**Description of the task:** Copy out lines with the word "ylabel" from the material that follows.

Start Records for this task

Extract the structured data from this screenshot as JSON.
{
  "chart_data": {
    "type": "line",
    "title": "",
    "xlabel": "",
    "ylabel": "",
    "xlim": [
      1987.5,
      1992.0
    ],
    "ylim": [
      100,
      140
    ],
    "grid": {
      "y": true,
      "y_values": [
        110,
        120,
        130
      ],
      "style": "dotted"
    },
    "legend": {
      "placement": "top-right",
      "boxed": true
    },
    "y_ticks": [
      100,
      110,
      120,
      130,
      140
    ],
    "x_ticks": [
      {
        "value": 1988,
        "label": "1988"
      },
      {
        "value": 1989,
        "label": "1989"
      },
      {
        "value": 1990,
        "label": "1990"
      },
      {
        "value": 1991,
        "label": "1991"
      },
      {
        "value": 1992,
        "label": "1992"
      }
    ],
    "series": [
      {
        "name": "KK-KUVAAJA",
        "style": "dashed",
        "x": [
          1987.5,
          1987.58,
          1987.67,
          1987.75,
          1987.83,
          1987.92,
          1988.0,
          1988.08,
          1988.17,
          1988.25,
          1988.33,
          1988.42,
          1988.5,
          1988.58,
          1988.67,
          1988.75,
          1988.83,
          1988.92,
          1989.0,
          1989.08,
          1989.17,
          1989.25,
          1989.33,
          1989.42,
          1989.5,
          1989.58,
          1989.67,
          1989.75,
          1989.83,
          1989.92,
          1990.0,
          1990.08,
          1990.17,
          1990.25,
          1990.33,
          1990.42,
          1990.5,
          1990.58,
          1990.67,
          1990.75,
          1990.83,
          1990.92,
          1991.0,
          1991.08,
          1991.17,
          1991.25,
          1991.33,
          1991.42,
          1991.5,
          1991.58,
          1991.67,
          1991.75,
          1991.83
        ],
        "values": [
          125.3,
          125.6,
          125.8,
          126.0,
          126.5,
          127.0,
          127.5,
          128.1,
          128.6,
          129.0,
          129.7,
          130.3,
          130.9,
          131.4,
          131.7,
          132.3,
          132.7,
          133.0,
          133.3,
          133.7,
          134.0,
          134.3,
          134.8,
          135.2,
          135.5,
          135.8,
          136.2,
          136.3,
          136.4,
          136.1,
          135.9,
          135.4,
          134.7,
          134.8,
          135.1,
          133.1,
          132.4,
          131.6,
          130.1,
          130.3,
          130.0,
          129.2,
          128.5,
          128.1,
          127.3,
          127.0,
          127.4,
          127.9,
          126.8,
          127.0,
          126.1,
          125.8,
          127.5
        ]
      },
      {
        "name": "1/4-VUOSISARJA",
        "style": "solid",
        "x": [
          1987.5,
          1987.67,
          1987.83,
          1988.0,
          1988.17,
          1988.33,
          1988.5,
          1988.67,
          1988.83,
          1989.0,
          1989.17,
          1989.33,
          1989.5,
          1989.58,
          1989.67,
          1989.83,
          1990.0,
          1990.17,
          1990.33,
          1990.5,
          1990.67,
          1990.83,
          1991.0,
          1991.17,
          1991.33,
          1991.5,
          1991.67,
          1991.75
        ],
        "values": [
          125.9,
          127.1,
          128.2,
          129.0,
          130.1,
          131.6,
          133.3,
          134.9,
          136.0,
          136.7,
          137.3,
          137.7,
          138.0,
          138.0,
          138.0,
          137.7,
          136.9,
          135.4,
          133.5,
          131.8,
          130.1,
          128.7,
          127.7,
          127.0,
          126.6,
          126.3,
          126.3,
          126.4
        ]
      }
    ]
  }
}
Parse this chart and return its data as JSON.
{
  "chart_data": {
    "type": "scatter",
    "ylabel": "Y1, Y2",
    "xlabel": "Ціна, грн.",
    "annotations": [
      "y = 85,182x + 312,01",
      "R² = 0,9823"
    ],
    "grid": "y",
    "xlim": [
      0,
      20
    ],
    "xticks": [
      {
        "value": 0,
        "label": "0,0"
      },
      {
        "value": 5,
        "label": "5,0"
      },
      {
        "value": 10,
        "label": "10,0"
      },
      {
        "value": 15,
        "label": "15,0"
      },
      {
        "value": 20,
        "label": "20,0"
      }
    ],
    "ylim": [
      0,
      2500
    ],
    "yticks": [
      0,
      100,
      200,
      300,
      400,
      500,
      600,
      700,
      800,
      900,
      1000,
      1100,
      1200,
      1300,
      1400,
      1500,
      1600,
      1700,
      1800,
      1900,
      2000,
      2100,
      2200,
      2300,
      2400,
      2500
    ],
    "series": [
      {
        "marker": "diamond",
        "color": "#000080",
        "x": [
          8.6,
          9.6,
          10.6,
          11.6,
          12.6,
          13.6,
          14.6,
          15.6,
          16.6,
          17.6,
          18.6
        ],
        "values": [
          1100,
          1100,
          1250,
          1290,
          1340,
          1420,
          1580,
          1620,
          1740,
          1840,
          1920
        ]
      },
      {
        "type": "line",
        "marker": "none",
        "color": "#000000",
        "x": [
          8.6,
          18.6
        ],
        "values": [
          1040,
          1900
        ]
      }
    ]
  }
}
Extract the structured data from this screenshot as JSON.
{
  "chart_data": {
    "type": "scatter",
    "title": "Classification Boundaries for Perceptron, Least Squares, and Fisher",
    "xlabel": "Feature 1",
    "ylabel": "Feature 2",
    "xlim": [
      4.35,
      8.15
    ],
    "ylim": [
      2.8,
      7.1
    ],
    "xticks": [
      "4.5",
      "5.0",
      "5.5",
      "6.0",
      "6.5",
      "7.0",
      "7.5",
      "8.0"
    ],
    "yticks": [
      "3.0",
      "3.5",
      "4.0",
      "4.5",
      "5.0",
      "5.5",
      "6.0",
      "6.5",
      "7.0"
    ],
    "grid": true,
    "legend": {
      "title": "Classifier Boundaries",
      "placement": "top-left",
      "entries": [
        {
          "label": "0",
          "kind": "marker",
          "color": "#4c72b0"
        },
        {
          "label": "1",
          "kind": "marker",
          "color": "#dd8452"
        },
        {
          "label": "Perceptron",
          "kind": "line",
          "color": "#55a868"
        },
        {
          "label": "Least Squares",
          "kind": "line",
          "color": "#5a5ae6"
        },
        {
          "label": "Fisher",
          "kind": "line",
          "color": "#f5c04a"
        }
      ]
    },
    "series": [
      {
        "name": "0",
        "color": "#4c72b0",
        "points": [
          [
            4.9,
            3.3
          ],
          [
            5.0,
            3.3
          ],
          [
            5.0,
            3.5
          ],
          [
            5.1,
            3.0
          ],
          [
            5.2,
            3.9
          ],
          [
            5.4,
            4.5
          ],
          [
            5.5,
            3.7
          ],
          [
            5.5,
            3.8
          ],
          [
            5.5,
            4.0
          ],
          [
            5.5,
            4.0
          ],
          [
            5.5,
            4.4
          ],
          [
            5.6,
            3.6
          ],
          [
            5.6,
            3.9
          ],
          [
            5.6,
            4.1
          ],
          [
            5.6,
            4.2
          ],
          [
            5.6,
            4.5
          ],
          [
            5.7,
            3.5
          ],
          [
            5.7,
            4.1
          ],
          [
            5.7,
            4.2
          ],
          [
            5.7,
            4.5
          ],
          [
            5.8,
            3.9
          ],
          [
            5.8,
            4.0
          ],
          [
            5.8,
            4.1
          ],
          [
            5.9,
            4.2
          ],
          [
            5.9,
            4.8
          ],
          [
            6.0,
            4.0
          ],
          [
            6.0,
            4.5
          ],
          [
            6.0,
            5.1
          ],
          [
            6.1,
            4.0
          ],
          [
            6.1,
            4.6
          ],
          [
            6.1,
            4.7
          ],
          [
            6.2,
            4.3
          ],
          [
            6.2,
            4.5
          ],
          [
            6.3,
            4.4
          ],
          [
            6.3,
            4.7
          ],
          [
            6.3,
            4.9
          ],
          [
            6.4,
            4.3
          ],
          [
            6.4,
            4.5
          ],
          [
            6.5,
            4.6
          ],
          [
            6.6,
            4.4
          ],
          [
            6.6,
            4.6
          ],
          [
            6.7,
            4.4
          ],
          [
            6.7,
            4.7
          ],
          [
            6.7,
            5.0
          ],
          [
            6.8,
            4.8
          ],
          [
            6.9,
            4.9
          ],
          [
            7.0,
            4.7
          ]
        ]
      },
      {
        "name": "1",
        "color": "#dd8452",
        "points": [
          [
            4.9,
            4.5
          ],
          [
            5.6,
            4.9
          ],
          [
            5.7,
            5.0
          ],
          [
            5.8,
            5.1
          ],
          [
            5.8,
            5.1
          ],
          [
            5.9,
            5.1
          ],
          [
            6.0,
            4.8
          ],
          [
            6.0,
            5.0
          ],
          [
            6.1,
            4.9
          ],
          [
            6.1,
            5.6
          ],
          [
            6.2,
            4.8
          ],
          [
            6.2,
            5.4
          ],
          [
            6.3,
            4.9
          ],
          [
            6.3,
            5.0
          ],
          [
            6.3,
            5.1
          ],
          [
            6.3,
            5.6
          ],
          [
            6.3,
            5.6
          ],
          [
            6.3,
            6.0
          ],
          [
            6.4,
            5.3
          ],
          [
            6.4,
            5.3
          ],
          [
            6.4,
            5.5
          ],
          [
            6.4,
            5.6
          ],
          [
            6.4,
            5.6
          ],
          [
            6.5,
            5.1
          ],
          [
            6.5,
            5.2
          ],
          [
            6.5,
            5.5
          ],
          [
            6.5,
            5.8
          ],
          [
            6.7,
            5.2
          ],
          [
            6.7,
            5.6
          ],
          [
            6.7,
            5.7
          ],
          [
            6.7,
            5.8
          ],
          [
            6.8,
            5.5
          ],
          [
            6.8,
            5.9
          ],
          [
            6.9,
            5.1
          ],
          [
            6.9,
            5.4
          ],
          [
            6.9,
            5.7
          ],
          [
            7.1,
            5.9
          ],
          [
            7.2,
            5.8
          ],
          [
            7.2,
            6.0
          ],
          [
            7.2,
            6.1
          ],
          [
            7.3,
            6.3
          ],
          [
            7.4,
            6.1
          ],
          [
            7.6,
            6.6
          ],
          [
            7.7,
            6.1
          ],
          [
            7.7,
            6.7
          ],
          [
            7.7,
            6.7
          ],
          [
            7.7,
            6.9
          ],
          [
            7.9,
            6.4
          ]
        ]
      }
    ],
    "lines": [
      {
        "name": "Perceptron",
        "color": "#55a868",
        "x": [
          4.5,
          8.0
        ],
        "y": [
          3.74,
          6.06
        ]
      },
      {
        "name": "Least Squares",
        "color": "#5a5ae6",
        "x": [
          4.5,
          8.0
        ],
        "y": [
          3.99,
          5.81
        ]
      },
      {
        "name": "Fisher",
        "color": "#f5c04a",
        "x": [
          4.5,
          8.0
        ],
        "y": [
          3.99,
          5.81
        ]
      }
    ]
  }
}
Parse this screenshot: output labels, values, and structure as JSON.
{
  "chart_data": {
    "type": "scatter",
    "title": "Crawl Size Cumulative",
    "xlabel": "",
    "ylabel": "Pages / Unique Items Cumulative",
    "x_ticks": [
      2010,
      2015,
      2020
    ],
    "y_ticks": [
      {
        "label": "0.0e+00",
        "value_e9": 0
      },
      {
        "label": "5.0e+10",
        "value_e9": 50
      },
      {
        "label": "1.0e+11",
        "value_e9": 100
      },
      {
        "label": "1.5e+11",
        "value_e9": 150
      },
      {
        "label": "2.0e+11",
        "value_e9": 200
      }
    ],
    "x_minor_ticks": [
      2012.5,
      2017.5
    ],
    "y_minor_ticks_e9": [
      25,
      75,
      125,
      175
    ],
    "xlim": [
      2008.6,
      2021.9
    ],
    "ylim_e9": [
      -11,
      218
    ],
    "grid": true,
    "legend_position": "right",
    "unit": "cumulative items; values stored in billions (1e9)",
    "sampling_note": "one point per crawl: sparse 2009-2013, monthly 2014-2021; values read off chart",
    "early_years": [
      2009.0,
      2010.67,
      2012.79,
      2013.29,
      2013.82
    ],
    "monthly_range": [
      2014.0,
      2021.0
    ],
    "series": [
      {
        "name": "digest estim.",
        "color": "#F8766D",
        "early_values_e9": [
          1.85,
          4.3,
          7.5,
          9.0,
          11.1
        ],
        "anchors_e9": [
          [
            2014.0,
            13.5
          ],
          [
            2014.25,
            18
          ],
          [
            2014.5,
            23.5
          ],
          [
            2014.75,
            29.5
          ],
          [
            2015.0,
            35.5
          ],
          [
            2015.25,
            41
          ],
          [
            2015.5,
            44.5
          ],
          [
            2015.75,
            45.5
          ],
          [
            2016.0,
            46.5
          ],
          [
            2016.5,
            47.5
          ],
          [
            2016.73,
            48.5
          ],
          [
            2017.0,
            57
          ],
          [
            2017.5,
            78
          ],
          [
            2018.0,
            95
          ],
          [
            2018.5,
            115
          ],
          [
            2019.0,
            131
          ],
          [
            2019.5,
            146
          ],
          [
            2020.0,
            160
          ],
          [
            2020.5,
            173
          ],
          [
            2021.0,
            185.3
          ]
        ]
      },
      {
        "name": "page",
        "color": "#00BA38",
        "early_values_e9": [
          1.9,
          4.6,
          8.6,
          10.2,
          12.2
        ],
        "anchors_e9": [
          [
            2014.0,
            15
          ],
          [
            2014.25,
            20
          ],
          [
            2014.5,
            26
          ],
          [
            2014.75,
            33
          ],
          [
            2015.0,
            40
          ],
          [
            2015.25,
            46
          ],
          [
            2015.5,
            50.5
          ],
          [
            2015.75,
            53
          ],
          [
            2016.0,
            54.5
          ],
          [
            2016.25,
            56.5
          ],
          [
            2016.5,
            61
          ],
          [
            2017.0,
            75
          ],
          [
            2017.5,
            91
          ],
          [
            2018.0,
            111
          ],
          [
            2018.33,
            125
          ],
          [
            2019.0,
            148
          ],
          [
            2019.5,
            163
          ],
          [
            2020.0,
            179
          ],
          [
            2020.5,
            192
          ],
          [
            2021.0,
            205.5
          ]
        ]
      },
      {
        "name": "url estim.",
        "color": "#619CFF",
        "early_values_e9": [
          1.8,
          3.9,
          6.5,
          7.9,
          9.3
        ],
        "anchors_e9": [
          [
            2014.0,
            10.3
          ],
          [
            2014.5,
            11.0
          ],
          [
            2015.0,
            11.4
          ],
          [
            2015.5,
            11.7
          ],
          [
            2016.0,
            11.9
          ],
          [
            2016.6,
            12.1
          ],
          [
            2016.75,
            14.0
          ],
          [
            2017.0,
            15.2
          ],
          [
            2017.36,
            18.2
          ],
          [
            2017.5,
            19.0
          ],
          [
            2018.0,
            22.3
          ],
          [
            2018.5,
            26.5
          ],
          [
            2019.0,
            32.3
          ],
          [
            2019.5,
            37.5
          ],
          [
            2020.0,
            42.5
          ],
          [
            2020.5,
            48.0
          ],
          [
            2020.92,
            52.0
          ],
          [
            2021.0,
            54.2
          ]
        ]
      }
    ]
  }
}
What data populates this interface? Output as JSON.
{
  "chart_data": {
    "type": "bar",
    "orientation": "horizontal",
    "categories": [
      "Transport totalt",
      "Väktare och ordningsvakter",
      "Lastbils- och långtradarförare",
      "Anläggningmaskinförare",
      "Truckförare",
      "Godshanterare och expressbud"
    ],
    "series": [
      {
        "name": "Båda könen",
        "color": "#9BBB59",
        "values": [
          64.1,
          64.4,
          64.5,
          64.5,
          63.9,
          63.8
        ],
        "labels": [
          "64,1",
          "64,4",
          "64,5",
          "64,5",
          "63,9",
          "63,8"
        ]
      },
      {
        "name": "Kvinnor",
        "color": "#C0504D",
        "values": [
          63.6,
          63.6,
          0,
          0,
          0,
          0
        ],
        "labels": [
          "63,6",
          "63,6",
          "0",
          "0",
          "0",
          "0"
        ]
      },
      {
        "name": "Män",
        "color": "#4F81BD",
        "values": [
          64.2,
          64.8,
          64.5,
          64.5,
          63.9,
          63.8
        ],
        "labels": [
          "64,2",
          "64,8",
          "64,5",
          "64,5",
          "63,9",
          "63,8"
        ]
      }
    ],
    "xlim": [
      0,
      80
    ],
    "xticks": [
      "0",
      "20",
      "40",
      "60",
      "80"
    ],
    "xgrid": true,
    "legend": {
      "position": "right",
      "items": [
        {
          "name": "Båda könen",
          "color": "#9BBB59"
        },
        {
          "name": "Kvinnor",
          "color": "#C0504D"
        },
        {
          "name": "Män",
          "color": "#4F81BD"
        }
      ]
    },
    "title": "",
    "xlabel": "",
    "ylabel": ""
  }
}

End Records for this task

**Task answer:**
    "ylabel": "",
    "ylabel": "Y1, Y2",
    "ylabel": "Feature 2",
    "ylabel": "Pages / Unique Items Cumulative",
    "ylabel": ""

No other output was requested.